(Raw records)
===============

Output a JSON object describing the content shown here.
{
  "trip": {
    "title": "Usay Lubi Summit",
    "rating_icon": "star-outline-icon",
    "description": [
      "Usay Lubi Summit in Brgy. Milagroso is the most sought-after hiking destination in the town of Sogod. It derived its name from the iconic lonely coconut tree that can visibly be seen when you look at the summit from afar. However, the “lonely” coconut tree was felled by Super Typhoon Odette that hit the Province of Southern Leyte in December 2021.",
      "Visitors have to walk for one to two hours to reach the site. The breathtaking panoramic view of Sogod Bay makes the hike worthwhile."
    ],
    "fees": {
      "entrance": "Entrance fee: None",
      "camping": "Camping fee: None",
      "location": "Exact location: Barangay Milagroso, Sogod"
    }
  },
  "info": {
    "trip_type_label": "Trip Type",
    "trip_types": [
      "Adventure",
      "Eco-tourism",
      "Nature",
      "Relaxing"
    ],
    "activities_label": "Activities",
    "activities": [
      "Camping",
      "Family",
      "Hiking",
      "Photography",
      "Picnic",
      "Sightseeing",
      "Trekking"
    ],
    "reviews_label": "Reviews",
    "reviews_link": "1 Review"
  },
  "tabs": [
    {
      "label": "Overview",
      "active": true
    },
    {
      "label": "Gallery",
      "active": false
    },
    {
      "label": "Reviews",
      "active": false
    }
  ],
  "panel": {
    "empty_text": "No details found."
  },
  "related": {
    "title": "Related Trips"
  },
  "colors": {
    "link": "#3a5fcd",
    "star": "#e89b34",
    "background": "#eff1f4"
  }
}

===============

The task: Print every record above exactly as written.

Task response:
Output a JSON object describing the content shown here.
{
  "trip": {
    "title": "Usay Lubi Summit",
    "rating_icon": "star-outline-icon",
    "description": [
      "Usay Lubi Summit in Brgy. Milagroso is the most sought-after hiking destination in the town of Sogod. It derived its name from the iconic lonely coconut tree that can visibly be seen when you look at the summit from afar. However, the “lonely” coconut tree was felled by Super Typhoon Odette that hit the Province of Southern Leyte in December 2021.",
      "Visitors have to walk for one to two hours to reach the site. The breathtaking panoramic view of Sogod Bay makes the hike worthwhile."
    ],
    "fees": {
      "entrance": "Entrance fee: None",
      "camping": "Camping fee: None",
      "location": "Exact location: Barangay Milagroso, Sogod"
    }
  },
  "info": {
    "trip_type_label": "Trip Type",
    "trip_types": [
      "Adventure",
      "Eco-tourism",
      "Nature",
      "Relaxing"
    ],
    "activities_label": "Activities",
    "activities": [
      "Camping",
      "Family",
      "Hiking",
      "Photography",
      "Picnic",
      "Sightseeing",
      "Trekking"
    ],
    "reviews_label": "Reviews",
    "reviews_link": "1 Review"
  },
  "tabs": [
    {
      "label": "Overview",
      "active": true
    },
    {
      "label": "Gallery",
      "active": false
    },
    {
      "label": "Reviews",
      "active": false
    }
  ],
  "panel": {
    "empty_text": "No details found."
  },
  "related": {
    "title": "Related Trips"
  },
  "colors": {
    "link": "#3a5fcd",
    "star": "#e89b34",
    "background": "#eff1f4"
  }
}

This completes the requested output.